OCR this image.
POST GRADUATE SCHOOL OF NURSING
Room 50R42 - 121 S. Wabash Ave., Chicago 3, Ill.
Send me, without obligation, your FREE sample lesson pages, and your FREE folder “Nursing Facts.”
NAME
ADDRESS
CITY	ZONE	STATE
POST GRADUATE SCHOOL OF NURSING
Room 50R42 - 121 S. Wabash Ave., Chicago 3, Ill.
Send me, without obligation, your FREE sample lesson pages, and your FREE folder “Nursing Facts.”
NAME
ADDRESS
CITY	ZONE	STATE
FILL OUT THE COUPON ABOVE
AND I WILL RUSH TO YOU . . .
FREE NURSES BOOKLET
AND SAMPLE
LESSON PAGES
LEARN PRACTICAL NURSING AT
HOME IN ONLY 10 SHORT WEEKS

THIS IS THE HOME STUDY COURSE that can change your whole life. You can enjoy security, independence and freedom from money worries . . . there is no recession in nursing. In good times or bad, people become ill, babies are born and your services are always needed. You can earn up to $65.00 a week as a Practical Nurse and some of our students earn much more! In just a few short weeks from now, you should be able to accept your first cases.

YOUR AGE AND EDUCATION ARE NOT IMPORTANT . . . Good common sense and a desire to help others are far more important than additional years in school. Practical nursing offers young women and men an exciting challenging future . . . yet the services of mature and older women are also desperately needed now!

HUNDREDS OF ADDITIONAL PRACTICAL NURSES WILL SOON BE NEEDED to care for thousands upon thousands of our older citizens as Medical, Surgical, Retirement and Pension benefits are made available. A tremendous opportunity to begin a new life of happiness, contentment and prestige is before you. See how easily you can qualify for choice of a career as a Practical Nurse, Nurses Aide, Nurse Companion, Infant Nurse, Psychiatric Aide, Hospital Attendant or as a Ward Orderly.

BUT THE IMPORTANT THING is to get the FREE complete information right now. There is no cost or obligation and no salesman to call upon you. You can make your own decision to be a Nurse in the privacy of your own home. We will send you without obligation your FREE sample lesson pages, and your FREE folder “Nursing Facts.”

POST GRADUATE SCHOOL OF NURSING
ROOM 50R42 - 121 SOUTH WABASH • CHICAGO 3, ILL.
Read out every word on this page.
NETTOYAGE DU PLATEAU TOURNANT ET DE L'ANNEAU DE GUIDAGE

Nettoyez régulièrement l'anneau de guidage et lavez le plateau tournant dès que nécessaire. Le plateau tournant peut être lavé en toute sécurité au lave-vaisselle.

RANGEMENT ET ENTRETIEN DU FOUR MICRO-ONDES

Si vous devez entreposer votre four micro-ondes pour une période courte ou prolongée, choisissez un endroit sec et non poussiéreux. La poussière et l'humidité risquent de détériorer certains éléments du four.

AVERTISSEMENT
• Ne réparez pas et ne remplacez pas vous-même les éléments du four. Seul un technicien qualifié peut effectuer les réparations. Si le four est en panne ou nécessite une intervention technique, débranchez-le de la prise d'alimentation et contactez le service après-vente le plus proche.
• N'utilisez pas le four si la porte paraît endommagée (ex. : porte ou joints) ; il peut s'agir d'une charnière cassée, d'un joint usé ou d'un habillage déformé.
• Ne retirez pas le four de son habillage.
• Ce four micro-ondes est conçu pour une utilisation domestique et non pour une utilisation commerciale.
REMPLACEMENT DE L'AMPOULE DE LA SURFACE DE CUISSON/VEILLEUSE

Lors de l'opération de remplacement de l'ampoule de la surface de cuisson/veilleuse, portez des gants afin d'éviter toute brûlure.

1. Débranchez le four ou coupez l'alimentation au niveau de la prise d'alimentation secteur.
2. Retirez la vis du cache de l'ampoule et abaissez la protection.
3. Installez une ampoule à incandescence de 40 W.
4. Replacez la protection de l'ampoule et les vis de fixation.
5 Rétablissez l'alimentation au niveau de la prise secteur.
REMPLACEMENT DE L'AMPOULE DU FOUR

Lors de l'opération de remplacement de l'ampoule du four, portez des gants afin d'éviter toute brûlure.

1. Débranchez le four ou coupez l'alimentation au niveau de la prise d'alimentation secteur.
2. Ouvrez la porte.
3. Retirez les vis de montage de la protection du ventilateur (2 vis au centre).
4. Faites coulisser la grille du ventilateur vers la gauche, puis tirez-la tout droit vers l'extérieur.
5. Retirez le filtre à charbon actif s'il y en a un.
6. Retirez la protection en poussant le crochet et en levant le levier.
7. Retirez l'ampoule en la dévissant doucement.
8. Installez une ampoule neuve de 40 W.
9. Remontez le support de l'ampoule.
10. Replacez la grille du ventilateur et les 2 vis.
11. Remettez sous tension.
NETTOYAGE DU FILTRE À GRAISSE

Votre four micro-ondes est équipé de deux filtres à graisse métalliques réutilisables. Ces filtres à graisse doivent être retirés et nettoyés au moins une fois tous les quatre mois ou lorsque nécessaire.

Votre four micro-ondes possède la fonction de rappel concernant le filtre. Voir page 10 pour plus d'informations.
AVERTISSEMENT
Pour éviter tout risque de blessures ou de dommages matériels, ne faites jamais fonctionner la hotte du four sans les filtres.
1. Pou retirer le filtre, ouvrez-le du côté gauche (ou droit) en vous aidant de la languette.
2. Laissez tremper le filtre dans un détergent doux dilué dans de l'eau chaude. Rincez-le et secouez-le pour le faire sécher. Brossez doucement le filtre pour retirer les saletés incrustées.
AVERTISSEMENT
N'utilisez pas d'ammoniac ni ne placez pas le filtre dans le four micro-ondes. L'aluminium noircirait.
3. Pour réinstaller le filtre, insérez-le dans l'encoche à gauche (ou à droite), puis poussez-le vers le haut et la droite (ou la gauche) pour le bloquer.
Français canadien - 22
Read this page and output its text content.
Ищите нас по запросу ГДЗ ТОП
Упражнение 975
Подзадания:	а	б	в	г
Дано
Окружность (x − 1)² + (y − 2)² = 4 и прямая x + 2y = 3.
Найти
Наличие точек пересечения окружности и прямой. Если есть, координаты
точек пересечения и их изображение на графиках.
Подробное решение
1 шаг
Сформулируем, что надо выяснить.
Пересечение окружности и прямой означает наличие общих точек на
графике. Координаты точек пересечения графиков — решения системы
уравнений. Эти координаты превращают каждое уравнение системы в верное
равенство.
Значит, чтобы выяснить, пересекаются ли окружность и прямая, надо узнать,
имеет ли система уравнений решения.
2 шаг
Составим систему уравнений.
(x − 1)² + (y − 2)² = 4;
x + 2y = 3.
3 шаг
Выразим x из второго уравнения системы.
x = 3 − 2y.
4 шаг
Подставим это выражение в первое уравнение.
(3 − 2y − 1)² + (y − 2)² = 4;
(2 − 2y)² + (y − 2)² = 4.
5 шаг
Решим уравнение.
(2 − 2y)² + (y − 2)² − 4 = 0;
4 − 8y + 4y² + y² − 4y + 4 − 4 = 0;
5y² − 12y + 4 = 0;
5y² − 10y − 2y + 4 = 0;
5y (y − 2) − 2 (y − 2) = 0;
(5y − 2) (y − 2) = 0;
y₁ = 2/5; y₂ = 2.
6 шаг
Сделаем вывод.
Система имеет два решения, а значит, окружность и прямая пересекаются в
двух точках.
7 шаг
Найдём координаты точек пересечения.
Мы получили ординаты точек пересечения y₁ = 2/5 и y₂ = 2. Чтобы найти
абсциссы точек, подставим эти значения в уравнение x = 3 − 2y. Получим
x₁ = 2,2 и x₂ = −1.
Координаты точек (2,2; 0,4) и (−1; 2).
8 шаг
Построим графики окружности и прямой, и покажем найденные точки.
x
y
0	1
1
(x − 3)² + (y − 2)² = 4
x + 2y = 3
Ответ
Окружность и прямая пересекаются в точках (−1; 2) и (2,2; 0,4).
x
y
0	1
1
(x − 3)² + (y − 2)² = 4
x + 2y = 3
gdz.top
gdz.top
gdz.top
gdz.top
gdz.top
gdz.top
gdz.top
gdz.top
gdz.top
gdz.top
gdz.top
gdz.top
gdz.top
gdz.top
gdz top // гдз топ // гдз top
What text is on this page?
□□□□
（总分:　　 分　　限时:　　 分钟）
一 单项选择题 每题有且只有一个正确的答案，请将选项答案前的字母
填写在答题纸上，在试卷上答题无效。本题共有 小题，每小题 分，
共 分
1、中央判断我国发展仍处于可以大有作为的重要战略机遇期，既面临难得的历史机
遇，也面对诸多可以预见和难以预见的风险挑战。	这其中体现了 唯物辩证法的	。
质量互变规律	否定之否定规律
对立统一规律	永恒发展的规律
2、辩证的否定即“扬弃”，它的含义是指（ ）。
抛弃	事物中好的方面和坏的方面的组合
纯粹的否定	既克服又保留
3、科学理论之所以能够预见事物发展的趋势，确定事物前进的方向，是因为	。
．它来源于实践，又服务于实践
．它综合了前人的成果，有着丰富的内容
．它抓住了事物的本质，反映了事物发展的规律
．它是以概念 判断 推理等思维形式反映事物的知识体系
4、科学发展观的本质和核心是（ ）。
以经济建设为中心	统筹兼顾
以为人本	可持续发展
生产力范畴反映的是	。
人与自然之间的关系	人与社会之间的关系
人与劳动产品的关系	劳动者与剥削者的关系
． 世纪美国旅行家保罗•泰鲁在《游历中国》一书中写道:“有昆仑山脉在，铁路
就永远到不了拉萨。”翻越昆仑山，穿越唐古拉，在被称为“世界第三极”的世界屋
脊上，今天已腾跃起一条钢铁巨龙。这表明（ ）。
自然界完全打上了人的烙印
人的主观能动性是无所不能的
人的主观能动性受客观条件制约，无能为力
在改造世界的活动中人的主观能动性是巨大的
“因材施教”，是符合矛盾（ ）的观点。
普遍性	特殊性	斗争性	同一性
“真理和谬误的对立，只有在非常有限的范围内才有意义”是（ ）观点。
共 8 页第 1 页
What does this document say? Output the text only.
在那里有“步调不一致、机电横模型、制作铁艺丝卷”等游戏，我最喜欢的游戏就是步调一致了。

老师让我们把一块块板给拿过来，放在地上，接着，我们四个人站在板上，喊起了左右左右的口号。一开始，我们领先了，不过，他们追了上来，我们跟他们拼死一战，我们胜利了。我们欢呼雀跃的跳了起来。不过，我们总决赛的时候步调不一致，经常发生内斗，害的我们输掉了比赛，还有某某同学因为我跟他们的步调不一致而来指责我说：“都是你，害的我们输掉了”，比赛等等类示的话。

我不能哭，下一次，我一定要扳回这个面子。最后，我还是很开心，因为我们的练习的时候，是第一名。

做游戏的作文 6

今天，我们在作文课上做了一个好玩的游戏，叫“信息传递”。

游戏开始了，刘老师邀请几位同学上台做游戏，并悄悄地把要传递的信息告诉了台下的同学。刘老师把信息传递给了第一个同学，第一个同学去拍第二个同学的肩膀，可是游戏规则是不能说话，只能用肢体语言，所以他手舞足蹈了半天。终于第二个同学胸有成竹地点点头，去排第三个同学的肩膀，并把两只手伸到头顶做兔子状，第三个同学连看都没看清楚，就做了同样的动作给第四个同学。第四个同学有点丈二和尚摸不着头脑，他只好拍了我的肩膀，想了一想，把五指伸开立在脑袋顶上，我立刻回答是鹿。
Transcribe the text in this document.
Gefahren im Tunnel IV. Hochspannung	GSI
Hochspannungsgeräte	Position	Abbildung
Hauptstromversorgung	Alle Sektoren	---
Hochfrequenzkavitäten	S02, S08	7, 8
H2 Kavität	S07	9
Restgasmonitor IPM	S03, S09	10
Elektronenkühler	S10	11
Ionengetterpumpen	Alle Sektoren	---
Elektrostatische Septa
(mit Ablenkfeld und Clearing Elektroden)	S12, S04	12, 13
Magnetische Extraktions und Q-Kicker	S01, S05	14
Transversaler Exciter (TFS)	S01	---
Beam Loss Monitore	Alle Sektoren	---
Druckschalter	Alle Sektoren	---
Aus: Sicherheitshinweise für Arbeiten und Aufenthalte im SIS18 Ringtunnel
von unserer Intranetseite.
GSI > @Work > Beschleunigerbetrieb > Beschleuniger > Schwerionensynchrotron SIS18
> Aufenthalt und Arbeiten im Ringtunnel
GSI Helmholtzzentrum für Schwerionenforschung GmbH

------------------------------------------------------------------------

* Task details *
Go through the data and gather every line that holds "text".

* Output of the task *
Read this page and output its text content.
What text is on this page?
What does this document say? Output the text only.
Transcribe the text in this document.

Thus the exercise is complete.